**PROBLEM REQUIREMENTS:** Where a line in the listing contains the string "hour", copy that line out.

# Start of EXERCISE INPUT

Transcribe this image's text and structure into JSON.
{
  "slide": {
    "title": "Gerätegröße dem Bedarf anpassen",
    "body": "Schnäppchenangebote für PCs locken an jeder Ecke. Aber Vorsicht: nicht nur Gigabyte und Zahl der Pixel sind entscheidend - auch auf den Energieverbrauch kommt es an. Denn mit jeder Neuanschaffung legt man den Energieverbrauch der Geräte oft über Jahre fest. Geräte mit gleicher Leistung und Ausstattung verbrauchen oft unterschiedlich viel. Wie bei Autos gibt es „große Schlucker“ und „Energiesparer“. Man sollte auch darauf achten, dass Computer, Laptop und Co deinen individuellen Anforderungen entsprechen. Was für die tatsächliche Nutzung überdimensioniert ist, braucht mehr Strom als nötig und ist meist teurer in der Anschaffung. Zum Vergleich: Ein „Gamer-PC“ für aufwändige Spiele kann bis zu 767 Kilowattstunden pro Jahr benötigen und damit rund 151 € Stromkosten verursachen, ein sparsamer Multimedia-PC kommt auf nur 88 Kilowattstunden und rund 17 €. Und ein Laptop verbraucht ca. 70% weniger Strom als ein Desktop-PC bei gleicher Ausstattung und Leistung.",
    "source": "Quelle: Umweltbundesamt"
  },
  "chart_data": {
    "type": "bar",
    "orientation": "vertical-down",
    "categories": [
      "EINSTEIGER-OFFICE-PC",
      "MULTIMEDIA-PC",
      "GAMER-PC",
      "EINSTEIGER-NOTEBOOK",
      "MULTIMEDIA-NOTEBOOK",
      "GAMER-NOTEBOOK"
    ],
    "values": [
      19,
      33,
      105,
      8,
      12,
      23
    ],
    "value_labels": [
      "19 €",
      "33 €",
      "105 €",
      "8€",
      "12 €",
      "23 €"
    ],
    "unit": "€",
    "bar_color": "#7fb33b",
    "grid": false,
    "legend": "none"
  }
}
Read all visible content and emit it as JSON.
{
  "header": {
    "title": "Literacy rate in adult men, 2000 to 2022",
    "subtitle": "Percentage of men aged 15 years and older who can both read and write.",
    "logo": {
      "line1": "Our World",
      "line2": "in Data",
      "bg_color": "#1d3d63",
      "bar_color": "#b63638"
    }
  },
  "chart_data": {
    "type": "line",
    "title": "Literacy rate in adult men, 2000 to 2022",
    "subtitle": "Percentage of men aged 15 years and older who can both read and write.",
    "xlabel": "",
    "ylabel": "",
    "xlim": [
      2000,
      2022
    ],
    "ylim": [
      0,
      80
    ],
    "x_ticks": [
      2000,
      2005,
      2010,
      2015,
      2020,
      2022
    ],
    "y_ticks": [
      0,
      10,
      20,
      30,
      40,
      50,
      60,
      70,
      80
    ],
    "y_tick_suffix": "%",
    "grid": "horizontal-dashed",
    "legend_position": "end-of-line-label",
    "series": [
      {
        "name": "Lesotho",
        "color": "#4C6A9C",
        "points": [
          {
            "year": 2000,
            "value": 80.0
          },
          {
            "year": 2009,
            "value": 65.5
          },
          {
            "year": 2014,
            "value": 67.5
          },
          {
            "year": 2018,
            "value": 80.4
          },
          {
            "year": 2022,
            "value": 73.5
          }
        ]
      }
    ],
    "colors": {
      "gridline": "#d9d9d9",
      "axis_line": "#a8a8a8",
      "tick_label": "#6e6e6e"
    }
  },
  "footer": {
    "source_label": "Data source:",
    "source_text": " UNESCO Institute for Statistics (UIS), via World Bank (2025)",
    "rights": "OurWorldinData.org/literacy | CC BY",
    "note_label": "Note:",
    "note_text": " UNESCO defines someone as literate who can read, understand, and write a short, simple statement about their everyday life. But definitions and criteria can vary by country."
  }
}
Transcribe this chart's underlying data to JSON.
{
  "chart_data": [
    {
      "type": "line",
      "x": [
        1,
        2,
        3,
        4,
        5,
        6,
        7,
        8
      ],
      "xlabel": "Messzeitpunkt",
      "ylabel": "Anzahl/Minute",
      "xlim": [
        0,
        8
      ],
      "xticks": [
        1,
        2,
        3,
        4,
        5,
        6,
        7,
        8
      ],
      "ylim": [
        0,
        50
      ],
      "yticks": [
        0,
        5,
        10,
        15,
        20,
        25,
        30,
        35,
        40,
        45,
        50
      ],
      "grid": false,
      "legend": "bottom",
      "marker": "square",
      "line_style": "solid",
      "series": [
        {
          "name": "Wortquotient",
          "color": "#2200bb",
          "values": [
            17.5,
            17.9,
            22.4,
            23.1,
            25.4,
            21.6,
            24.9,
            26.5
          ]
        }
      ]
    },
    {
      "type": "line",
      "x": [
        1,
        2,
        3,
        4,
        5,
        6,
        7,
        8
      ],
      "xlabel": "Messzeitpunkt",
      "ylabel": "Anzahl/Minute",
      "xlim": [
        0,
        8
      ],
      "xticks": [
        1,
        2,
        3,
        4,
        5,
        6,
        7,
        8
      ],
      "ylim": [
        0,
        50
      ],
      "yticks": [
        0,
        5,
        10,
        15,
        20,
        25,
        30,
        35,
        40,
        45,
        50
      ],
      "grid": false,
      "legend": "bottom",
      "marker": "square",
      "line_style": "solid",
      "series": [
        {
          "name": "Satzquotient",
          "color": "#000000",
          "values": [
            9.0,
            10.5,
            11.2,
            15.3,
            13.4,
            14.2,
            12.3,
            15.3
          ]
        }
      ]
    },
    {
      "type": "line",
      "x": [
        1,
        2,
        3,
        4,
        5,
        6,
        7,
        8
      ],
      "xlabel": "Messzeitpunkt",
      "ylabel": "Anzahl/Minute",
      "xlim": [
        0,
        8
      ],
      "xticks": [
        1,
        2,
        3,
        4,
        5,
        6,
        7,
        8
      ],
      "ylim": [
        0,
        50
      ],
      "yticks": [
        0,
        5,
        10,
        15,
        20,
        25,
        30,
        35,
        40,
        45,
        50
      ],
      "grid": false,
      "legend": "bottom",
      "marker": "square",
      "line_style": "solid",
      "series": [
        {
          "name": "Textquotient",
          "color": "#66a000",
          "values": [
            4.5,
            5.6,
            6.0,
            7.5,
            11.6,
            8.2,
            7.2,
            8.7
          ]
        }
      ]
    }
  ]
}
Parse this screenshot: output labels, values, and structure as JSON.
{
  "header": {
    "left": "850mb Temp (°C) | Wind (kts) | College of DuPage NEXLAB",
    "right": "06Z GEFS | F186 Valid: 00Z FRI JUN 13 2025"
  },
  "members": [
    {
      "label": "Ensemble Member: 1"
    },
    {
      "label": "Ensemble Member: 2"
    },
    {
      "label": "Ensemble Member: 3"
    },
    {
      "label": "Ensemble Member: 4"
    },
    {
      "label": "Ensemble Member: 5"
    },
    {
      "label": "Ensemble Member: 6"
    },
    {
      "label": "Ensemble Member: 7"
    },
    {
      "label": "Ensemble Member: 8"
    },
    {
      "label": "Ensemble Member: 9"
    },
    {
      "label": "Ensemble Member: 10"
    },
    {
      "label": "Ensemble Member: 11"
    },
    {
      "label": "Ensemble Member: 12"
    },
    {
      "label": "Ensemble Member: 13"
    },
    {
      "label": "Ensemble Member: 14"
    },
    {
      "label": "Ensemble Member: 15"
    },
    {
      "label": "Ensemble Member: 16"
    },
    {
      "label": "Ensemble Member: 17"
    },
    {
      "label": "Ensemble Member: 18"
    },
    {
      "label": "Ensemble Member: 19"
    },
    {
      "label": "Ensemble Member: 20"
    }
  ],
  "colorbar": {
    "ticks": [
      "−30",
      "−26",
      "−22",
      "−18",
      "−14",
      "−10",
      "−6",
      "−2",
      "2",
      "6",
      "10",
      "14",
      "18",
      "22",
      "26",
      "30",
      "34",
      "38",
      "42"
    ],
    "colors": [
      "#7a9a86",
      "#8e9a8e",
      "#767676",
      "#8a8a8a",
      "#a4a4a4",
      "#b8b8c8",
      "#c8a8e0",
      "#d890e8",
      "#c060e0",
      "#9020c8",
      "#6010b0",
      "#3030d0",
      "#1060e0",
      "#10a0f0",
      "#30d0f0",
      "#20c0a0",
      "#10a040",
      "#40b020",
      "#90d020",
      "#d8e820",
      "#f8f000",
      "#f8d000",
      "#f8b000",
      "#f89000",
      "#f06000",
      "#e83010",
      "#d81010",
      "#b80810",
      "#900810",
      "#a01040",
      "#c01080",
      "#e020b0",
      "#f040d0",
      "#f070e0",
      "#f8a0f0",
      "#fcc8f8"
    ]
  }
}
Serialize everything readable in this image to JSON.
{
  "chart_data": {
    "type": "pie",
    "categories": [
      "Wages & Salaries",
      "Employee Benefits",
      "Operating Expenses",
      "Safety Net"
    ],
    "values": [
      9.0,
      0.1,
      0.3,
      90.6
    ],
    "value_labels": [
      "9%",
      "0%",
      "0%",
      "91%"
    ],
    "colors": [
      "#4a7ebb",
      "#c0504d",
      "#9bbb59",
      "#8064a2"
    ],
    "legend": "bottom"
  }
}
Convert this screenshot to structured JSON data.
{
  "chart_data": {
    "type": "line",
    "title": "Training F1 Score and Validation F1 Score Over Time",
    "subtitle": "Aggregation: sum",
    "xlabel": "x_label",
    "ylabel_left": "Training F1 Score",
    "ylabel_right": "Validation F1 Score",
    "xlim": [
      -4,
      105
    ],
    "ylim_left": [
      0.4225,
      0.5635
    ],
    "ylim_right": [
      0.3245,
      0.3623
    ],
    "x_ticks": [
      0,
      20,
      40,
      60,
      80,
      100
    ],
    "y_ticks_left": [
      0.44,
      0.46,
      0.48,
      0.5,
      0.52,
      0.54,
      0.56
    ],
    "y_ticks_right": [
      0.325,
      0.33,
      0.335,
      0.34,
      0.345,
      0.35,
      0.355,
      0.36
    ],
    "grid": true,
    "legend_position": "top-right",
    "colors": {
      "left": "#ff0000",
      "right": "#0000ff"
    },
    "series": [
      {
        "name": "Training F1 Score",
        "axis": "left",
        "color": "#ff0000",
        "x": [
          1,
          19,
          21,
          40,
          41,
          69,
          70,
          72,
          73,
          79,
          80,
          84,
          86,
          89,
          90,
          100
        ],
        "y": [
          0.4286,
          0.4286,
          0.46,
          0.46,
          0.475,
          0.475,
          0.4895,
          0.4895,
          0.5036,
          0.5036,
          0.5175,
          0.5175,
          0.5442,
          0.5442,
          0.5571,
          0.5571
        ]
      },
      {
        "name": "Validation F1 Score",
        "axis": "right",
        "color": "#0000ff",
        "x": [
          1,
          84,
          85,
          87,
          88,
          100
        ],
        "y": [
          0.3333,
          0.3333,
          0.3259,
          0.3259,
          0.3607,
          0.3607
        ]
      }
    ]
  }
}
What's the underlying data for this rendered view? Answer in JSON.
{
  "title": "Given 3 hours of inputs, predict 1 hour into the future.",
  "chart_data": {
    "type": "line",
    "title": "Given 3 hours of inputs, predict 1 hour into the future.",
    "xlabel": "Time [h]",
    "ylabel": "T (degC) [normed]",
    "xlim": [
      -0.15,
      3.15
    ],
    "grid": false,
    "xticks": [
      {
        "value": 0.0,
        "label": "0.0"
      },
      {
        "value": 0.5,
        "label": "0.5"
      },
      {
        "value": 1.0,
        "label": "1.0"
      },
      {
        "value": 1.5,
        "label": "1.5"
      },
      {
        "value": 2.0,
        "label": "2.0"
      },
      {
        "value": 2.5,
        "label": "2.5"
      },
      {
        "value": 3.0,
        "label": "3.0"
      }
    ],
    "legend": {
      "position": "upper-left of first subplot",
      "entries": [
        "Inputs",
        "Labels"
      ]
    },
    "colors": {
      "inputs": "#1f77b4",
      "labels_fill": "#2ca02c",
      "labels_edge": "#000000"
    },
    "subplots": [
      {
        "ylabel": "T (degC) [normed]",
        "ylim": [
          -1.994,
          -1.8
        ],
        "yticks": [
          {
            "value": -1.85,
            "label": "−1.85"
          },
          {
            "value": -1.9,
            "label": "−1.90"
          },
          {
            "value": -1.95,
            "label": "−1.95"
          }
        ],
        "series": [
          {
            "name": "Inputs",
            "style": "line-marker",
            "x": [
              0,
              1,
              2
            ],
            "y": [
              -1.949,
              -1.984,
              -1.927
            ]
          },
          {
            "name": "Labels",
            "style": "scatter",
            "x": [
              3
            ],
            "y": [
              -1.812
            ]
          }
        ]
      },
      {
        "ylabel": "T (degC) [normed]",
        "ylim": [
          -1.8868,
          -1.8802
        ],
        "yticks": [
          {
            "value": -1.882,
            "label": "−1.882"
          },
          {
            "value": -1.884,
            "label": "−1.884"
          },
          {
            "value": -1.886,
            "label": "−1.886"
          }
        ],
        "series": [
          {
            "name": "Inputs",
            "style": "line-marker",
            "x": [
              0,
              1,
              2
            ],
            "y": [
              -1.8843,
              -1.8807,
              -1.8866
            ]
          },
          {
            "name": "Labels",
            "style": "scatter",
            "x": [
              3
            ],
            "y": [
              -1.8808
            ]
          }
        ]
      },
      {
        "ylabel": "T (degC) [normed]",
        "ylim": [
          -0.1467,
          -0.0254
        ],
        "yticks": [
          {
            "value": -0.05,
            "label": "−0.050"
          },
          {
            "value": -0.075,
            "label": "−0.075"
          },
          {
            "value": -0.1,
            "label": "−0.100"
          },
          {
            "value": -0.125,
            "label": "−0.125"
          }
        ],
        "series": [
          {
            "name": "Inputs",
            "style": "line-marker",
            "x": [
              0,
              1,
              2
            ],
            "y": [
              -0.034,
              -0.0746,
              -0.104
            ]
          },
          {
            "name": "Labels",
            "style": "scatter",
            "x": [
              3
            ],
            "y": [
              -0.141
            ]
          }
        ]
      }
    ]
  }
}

# End of EXERCISE INPUT

**EXERCISE SOLUTION:**
  "title": "Given 3 hours of inputs, predict 1 hour into the future.",
    "title": "Given 3 hours of inputs, predict 1 hour into the future.",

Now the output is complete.